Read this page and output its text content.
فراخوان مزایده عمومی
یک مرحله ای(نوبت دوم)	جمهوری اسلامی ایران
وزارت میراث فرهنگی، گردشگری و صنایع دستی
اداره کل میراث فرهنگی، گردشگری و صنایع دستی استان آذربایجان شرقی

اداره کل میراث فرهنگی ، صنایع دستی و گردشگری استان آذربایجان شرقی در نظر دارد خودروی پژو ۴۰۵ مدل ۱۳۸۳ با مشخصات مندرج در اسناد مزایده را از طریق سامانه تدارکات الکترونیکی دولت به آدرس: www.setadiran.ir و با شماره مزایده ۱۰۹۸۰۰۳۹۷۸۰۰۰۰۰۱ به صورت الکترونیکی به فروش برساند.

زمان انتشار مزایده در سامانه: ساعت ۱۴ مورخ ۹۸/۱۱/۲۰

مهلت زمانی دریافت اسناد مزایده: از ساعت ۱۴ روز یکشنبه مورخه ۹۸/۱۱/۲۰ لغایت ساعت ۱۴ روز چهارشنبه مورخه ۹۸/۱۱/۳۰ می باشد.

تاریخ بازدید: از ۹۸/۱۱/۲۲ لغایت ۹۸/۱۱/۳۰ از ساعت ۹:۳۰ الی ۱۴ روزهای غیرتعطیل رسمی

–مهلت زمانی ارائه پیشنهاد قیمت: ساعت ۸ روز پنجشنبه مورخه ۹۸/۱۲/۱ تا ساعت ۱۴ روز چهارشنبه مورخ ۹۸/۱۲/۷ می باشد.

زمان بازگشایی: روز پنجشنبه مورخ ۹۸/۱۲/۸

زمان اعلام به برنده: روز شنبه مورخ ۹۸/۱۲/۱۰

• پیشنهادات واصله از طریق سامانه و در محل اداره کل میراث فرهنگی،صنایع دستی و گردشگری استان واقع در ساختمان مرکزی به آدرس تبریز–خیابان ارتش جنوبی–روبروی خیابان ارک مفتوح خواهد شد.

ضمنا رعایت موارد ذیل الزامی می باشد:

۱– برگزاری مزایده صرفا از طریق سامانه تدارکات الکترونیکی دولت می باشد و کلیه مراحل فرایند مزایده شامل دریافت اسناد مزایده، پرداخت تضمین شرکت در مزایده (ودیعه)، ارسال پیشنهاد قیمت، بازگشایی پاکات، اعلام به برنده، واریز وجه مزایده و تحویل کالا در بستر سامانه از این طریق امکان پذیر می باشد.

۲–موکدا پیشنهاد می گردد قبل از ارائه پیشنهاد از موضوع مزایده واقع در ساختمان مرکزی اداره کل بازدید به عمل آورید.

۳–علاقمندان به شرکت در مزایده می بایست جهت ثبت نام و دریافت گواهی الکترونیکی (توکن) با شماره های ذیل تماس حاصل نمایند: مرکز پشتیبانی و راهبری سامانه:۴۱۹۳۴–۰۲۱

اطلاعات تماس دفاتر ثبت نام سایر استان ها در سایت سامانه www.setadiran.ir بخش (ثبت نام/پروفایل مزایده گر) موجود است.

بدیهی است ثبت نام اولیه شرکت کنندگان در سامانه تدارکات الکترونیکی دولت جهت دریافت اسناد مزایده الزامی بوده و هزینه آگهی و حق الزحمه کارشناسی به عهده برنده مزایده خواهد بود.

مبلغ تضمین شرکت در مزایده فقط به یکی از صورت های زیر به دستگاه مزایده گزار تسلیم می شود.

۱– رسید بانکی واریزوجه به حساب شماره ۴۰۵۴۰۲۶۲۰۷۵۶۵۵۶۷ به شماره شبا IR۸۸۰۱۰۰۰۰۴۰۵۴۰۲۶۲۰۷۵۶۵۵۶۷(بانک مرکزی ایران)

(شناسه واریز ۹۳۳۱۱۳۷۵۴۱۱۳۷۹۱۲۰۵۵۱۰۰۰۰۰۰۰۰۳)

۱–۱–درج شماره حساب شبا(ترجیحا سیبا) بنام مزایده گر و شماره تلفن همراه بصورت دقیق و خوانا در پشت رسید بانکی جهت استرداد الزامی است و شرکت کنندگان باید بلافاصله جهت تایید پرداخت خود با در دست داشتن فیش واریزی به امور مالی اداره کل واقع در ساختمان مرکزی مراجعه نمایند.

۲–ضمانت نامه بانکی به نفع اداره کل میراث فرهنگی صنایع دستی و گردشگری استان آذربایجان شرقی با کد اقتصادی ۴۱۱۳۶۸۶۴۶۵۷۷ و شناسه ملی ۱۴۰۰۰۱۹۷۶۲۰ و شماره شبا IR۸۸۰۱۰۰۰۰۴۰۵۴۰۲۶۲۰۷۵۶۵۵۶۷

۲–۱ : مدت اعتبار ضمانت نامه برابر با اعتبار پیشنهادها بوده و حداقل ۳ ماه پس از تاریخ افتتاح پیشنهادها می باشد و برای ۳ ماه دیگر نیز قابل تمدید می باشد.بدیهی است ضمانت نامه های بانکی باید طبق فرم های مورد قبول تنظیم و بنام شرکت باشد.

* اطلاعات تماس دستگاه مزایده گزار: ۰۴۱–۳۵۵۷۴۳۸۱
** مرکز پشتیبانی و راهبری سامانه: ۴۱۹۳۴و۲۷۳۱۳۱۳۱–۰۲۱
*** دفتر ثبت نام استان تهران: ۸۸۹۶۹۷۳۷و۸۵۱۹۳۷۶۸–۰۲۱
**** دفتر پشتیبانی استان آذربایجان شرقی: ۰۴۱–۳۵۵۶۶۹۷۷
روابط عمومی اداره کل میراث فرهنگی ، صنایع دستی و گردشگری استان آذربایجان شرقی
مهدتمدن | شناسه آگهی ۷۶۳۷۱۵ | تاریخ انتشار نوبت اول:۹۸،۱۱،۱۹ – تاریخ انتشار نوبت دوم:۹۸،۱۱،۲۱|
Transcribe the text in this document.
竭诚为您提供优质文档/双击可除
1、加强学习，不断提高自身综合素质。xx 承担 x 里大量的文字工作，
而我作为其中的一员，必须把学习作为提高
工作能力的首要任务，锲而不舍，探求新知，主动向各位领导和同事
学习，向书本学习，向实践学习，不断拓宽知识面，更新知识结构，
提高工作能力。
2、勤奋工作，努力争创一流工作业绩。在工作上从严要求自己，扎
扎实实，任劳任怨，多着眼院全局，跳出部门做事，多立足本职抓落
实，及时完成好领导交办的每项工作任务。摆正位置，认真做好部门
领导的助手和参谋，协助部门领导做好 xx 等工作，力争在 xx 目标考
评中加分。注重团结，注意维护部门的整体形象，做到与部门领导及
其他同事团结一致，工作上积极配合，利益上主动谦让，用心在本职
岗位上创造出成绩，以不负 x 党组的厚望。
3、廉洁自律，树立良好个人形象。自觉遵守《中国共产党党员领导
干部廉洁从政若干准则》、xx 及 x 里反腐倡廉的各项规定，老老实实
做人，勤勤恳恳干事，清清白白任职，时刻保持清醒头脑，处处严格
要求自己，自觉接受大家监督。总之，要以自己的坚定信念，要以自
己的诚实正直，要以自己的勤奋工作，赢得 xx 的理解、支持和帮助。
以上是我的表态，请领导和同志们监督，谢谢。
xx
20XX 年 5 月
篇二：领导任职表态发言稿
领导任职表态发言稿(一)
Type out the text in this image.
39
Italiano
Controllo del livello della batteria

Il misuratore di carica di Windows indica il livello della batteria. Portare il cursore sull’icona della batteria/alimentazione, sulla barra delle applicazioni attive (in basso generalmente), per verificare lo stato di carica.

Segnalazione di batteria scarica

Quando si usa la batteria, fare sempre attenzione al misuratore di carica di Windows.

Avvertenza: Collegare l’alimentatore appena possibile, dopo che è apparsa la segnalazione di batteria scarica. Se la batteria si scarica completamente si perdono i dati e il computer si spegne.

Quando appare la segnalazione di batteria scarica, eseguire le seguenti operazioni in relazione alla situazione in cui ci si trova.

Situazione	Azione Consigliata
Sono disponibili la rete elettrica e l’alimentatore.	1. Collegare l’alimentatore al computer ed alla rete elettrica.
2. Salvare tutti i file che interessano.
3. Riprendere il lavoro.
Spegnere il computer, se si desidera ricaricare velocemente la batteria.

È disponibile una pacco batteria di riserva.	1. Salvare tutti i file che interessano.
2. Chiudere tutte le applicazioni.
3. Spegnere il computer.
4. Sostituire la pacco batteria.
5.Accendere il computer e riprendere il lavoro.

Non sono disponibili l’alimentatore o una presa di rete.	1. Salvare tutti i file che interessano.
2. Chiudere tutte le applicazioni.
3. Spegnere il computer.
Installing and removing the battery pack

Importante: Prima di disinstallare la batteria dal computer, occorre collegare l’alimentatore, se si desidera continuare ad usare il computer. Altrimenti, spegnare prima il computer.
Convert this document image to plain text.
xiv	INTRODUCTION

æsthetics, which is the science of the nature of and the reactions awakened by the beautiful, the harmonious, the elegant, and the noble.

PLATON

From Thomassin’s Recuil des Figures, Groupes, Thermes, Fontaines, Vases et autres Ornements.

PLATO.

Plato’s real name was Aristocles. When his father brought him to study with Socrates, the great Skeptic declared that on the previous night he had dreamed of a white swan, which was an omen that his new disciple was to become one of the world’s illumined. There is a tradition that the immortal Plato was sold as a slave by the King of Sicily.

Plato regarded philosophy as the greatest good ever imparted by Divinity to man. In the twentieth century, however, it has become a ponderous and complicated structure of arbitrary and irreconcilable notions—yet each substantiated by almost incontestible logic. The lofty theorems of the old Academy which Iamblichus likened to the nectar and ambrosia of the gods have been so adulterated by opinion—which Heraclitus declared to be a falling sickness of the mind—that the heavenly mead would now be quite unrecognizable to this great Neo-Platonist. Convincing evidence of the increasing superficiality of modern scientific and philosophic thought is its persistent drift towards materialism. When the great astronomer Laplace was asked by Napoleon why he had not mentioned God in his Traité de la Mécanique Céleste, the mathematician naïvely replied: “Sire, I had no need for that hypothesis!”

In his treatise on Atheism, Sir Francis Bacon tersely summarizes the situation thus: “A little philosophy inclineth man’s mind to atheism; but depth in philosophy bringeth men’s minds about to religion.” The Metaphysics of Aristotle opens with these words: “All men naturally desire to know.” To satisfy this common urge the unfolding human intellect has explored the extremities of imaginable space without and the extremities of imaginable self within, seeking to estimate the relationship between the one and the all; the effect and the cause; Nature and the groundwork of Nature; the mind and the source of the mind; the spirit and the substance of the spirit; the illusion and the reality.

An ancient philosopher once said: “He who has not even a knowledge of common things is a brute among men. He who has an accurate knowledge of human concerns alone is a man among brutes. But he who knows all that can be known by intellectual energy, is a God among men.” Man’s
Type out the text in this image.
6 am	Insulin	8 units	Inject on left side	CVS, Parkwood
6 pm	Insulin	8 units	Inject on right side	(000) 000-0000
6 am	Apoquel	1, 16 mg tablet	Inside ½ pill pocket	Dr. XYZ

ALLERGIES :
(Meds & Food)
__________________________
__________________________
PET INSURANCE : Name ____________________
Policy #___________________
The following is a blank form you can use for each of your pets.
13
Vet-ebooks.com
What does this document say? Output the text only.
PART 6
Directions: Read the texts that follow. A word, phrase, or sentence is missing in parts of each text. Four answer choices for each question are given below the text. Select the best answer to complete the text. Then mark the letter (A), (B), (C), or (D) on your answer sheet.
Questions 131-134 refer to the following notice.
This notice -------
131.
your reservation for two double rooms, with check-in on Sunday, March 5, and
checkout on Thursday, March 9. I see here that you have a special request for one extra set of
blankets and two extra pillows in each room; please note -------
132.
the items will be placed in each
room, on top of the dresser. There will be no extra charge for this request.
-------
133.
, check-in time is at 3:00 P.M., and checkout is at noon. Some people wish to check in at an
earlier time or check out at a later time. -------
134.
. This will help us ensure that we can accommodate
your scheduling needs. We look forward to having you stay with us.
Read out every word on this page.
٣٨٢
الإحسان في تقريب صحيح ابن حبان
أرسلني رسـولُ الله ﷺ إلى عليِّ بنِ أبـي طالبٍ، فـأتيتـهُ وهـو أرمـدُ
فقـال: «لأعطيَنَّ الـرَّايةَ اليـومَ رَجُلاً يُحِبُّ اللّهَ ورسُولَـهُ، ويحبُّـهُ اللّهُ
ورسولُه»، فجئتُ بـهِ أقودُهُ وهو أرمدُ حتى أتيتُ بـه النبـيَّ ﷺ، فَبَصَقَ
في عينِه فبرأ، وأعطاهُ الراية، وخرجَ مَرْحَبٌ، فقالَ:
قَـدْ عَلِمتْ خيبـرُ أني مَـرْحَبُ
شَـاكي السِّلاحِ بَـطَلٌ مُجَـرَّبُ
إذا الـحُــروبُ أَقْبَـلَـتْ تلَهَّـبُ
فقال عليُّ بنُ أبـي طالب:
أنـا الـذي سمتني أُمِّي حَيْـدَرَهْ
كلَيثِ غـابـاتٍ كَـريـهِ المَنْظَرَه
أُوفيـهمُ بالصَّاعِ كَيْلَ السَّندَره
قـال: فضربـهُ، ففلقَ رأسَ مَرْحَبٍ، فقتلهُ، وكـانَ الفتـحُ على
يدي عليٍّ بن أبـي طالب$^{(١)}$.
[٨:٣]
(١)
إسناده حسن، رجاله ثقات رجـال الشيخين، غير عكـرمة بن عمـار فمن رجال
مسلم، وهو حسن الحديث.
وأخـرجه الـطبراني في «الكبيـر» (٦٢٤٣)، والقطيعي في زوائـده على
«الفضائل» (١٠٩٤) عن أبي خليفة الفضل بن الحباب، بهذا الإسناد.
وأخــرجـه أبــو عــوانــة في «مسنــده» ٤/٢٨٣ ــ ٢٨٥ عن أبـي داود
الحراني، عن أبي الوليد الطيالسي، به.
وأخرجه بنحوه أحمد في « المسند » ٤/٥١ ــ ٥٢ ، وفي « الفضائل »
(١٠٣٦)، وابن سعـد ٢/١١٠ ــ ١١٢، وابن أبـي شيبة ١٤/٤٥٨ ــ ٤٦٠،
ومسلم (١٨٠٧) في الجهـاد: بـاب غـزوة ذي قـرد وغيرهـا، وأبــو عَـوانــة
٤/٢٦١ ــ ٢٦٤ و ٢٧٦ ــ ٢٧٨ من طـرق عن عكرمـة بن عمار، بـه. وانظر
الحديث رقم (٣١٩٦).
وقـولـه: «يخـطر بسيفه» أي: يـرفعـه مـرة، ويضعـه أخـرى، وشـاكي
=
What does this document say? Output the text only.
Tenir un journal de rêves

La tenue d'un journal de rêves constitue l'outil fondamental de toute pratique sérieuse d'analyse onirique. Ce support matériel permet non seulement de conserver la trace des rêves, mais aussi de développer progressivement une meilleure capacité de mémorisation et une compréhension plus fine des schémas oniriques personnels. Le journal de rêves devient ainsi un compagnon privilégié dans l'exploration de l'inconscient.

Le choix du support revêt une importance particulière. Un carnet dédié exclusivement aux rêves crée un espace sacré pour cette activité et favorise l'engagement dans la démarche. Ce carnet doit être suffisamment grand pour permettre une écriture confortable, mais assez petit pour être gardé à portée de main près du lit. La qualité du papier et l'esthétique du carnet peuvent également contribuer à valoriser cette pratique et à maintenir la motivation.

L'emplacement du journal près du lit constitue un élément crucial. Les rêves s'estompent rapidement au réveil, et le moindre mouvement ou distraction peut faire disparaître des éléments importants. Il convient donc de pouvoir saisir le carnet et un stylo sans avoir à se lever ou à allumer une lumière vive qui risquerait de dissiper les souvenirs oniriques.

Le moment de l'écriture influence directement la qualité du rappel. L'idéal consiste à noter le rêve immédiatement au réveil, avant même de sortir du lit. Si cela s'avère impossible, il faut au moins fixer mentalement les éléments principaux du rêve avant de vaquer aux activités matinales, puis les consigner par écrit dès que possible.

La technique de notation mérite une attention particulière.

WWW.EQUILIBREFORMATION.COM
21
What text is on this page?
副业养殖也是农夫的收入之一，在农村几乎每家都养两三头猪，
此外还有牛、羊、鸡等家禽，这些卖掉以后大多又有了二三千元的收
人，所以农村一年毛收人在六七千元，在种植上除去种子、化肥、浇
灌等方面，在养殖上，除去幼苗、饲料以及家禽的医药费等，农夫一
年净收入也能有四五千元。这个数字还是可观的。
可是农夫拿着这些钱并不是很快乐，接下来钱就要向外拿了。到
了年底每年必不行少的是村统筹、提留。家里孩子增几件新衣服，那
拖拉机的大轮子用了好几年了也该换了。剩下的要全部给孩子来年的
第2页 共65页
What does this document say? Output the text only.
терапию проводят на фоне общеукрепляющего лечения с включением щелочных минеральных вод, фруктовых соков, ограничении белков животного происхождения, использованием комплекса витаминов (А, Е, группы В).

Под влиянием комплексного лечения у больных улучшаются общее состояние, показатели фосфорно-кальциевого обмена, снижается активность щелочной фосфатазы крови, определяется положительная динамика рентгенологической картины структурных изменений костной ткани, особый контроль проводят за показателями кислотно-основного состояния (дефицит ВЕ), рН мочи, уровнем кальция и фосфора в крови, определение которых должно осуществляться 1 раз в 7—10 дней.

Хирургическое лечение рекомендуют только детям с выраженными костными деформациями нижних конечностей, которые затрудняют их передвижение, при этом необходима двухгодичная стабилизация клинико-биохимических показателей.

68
========================================
Task goal — Take each line containing the string "لغایت" and copy it out.

Written answer —
مهلت زمانی دریافت اسناد مزایده: از ساعت ۱۴ روز یکشنبه مورخه ۹۸/۱۱/۲۰ لغایت ساعت ۱۴ روز چهارشنبه مورخه ۹۸/۱۱/۳۰ می باشد.
تاریخ بازدید: از ۹۸/۱۱/۲۲ لغایت ۹۸/۱۱/۳۰ از ساعت ۹:۳۰ الی ۱۴ روزهای غیرتعطیل رسمی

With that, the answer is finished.